YOUR TASK -
Reproduce all entries word for word.

Figure record listings:
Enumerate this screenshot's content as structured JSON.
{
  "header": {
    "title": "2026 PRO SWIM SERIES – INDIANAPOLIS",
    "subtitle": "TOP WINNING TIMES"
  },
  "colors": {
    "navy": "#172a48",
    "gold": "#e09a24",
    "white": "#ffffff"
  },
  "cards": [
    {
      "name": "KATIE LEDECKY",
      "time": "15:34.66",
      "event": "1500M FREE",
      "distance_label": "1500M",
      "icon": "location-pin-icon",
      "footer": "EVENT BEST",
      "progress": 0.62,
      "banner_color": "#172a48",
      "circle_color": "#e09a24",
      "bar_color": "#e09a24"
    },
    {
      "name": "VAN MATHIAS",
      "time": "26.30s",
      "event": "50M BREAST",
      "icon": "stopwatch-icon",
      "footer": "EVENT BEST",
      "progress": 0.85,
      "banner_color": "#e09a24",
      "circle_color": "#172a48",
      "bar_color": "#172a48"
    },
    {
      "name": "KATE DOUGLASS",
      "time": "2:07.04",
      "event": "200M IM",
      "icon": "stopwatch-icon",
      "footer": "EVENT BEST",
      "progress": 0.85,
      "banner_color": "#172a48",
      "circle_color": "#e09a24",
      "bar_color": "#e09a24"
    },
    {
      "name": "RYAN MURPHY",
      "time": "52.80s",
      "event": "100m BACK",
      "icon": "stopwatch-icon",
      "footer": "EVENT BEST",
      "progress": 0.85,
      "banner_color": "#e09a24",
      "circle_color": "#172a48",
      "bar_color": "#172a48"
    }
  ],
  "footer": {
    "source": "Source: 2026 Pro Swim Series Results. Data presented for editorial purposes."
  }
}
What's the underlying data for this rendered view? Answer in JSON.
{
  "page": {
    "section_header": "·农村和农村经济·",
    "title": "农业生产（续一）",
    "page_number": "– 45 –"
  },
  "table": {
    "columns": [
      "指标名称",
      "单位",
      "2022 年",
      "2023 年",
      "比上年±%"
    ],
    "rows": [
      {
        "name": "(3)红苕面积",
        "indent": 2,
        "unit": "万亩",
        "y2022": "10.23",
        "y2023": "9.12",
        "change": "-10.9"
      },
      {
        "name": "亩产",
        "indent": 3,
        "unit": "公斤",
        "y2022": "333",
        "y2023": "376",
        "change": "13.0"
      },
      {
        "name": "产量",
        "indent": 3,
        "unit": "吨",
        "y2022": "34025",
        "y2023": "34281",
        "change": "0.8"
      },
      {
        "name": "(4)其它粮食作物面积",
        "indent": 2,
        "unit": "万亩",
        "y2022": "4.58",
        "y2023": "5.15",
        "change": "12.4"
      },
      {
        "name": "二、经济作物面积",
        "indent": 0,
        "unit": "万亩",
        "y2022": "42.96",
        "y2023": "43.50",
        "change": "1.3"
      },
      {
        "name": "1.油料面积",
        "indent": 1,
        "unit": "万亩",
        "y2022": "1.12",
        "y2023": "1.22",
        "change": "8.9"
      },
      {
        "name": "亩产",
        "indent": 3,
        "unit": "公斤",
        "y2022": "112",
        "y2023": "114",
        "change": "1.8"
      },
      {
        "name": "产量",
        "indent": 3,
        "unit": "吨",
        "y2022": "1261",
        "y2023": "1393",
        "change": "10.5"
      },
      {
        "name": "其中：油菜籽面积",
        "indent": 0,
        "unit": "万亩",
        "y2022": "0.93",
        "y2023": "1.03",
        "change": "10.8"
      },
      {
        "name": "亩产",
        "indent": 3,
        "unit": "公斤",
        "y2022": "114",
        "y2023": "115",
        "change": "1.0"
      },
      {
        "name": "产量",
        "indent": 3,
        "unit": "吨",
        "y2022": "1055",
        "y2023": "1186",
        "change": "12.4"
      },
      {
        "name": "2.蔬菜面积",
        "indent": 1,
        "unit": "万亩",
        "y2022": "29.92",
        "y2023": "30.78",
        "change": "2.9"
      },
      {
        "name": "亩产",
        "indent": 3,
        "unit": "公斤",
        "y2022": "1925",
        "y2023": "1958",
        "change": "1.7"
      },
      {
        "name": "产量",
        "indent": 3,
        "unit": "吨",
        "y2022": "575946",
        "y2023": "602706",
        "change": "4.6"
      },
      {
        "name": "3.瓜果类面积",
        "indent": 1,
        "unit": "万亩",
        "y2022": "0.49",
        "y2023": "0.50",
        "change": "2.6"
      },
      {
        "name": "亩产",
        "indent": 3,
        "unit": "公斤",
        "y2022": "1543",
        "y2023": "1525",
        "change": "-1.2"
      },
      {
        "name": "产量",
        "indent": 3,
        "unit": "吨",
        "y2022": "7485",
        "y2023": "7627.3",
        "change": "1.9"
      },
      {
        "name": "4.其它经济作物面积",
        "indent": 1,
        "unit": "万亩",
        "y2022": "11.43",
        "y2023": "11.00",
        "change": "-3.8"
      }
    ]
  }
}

SOLUTION TO THE EXERCISE -
Enumerate this screenshot's content as structured JSON.
{
  "header": {
    "title": "2026 PRO SWIM SERIES – INDIANAPOLIS",
    "subtitle": "TOP WINNING TIMES"
  },
  "colors": {
    "navy": "#172a48",
    "gold": "#e09a24",
    "white": "#ffffff"
  },
  "cards": [
    {
      "name": "KATIE LEDECKY",
      "time": "15:34.66",
      "event": "1500M FREE",
      "distance_label": "1500M",
      "icon": "location-pin-icon",
      "footer": "EVENT BEST",
      "progress": 0.62,
      "banner_color": "#172a48",
      "circle_color": "#e09a24",
      "bar_color": "#e09a24"
    },
    {
      "name": "VAN MATHIAS",
      "time": "26.30s",
      "event": "50M BREAST",
      "icon": "stopwatch-icon",
      "footer": "EVENT BEST",
      "progress": 0.85,
      "banner_color": "#e09a24",
      "circle_color": "#172a48",
      "bar_color": "#172a48"
    },
    {
      "name": "KATE DOUGLASS",
      "time": "2:07.04",
      "event": "200M IM",
      "icon": "stopwatch-icon",
      "footer": "EVENT BEST",
      "progress": 0.85,
      "banner_color": "#172a48",
      "circle_color": "#e09a24",
      "bar_color": "#e09a24"
    },
    {
      "name": "RYAN MURPHY",
      "time": "52.80s",
      "event": "100m BACK",
      "icon": "stopwatch-icon",
      "footer": "EVENT BEST",
      "progress": 0.85,
      "banner_color": "#e09a24",
      "circle_color": "#172a48",
      "bar_color": "#172a48"
    }
  ],
  "footer": {
    "source": "Source: 2026 Pro Swim Series Results. Data presented for editorial purposes."
  }
}
What's the underlying data for this rendered view? Answer in JSON.
{
  "page": {
    "section_header": "·农村和农村经济·",
    "title": "农业生产（续一）",
    "page_number": "– 45 –"
  },
  "table": {
    "columns": [
      "指标名称",
      "单位",
      "2022 年",
      "2023 年",
      "比上年±%"
    ],
    "rows": [
      {
        "name": "(3)红苕面积",
        "indent": 2,
        "unit": "万亩",
        "y2022": "10.23",
        "y2023": "9.12",
        "change": "-10.9"
      },
      {
        "name": "亩产",
        "indent": 3,
        "unit": "公斤",
        "y2022": "333",
        "y2023": "376",
        "change": "13.0"
      },
      {
        "name": "产量",
        "indent": 3,
        "unit": "吨",
        "y2022": "34025",
        "y2023": "34281",
        "change": "0.8"
      },
      {
        "name": "(4)其它粮食作物面积",
        "indent": 2,
        "unit": "万亩",
        "y2022": "4.58",
        "y2023": "5.15",
        "change": "12.4"
      },
      {
        "name": "二、经济作物面积",
        "indent": 0,
        "unit": "万亩",
        "y2022": "42.96",
        "y2023": "43.50",
        "change": "1.3"
      },
      {
        "name": "1.油料面积",
        "indent": 1,
        "unit": "万亩",
        "y2022": "1.12",
        "y2023": "1.22",
        "change": "8.9"
      },
      {
        "name": "亩产",
        "indent": 3,
        "unit": "公斤",
        "y2022": "112",
        "y2023": "114",
        "change": "1.8"
      },
      {
        "name": "产量",
        "indent": 3,
        "unit": "吨",
        "y2022": "1261",
        "y2023": "1393",
        "change": "10.5"
      },
      {
        "name": "其中：油菜籽面积",
        "indent": 0,
        "unit": "万亩",
        "y2022": "0.93",
        "y2023": "1.03",
        "change": "10.8"
      },
      {
        "name": "亩产",
        "indent": 3,
        "unit": "公斤",
        "y2022": "114",
        "y2023": "115",
        "change": "1.0"
      },
      {
        "name": "产量",
        "indent": 3,
        "unit": "吨",
        "y2022": "1055",
        "y2023": "1186",
        "change": "12.4"
      },
      {
        "name": "2.蔬菜面积",
        "indent": 1,
        "unit": "万亩",
        "y2022": "29.92",
        "y2023": "30.78",
        "change": "2.9"
      },
      {
        "name": "亩产",
        "indent": 3,
        "unit": "公斤",
        "y2022": "1925",
        "y2023": "1958",
        "change": "1.7"
      },
      {
        "name": "产量",
        "indent": 3,
        "unit": "吨",
        "y2022": "575946",
        "y2023": "602706",
        "change": "4.6"
      },
      {
        "name": "3.瓜果类面积",
        "indent": 1,
        "unit": "万亩",
        "y2022": "0.49",
        "y2023": "0.50",
        "change": "2.6"
      },
      {
        "name": "亩产",
        "indent": 3,
        "unit": "公斤",
        "y2022": "1543",
        "y2023": "1525",
        "change": "-1.2"
      },
      {
        "name": "产量",
        "indent": 3,
        "unit": "吨",
        "y2022": "7485",
        "y2023": "7627.3",
        "change": "1.9"
      },
      {
        "name": "4.其它经济作物面积",
        "indent": 1,
        "unit": "万亩",
        "y2022": "11.43",
        "y2023": "11.00",
        "change": "-3.8"
      }
    ]
  }
}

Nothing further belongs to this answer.